Data entries
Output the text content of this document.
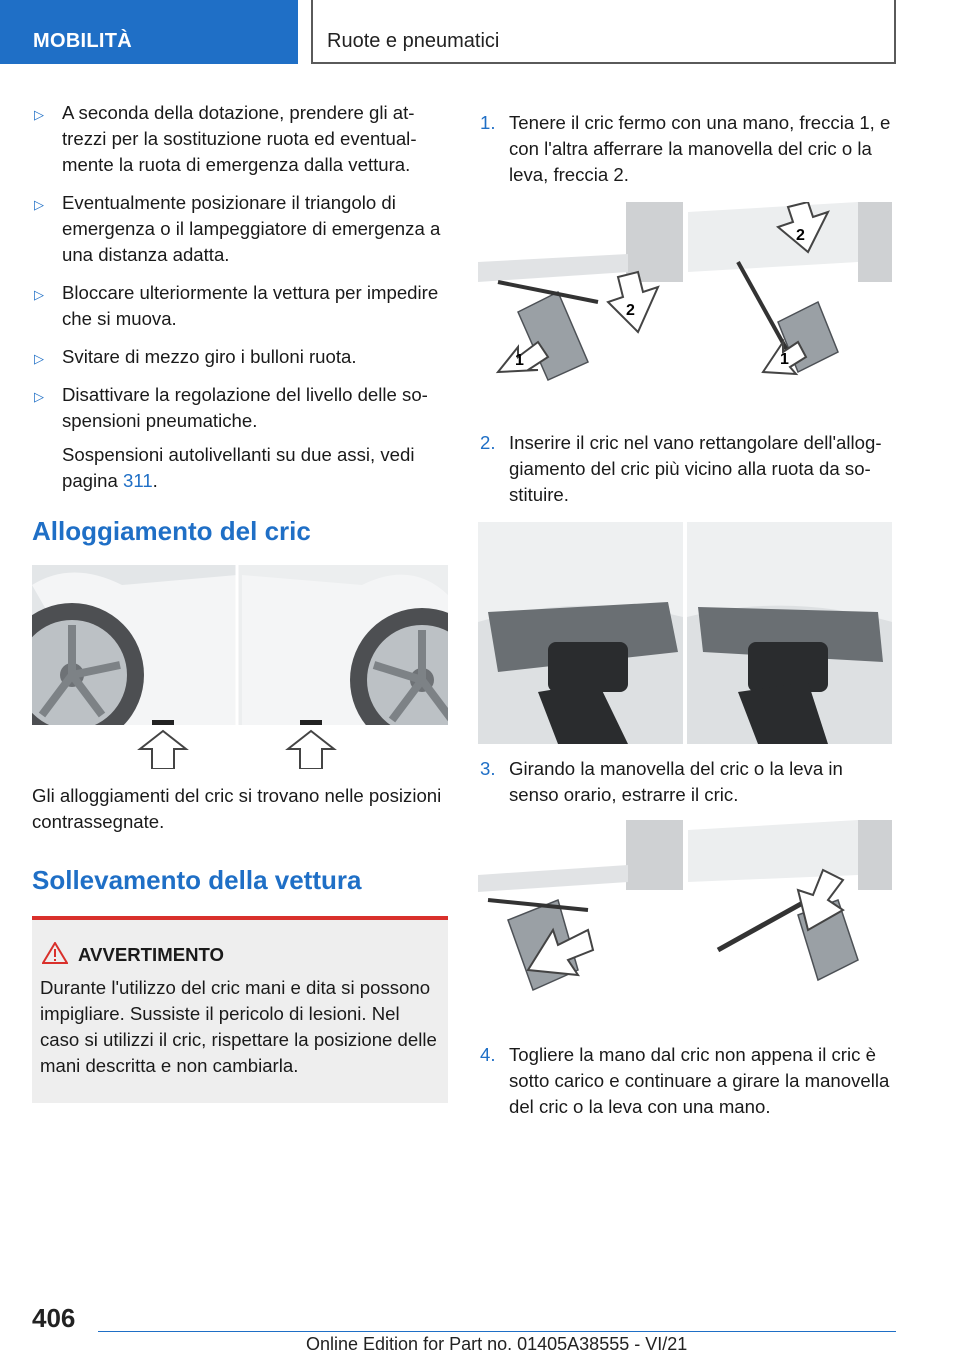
MOBILITÀ	Ruote e pneumatici
▷ A seconda della dotazione, prendere gli at‐trezzi per la sostituzione ruota ed eventual‐mente la ruota di emergenza dalla vettura.
▷ Eventualmente posizionare il triangolo di emergenza o il lampeggiatore di emergenza a una distanza adatta.
▷ Bloccare ulteriormente la vettura per impedire che si muova.
▷ Svitare di mezzo giro i bulloni ruota.
▷ Disattivare la regolazione del livello delle so‐spensioni pneumatiche.
Sospensioni autolivellanti su due assi, vedi pagina 311.
Alloggiamento del cric
Gli alloggiamenti del cric si trovano nelle posizioni contrassegnate.
Sollevamento della vettura
AVVERTIMENTO
Durante l'utilizzo del cric mani e dita si possono impigliare. Sussiste il pericolo di lesioni. Nel caso si utilizzi il cric, rispettare la posizione delle mani descritta e non cambiarla.
1. Tenere il cric fermo con una mano, freccia 1, e con l'altra afferrare la manovella del cric o la leva, freccia 2.
1
2
1
2
2. Inserire il cric nel vano rettangolare dell'allog‐giamento del cric più vicino alla ruota da so‐stituire.
3. Girando la manovella del cric o la leva in senso orario, estrarre il cric.
4. Togliere la mano dal cric non appena il cric è sotto carico e continuare a girare la manovella del cric o la leva con una mano.
406
Online Edition for Part no. 01405A38555 - VI/21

> **Goal**: Repeat the lines above exactly, and keep every picture out.

> **Solution to the problem**:
Output the text content of this document.
MOBILITÀ	Ruote e pneumatici
▷ A seconda della dotazione, prendere gli at‐trezzi per la sostituzione ruota ed eventual‐mente la ruota di emergenza dalla vettura.
▷ Eventualmente posizionare il triangolo di emergenza o il lampeggiatore di emergenza a una distanza adatta.
▷ Bloccare ulteriormente la vettura per impedire che si muova.
▷ Svitare di mezzo giro i bulloni ruota.
▷ Disattivare la regolazione del livello delle so‐spensioni pneumatiche.
Sospensioni autolivellanti su due assi, vedi pagina 311.
Alloggiamento del cric
Gli alloggiamenti del cric si trovano nelle posizioni contrassegnate.
Sollevamento della vettura
AVVERTIMENTO
Durante l'utilizzo del cric mani e dita si possono impigliare. Sussiste il pericolo di lesioni. Nel caso si utilizzi il cric, rispettare la posizione delle mani descritta e non cambiarla.
1. Tenere il cric fermo con una mano, freccia 1, e con l'altra afferrare la manovella del cric o la leva, freccia 2.
1
2
1
2
2. Inserire il cric nel vano rettangolare dell'allog‐giamento del cric più vicino alla ruota da so‐stituire.
3. Girando la manovella del cric o la leva in senso orario, estrarre il cric.
4. Togliere la mano dal cric non appena il cric è sotto carico e continuare a girare la manovella del cric o la leva con una mano.
406
Online Edition for Part no. 01405A38555 - VI/21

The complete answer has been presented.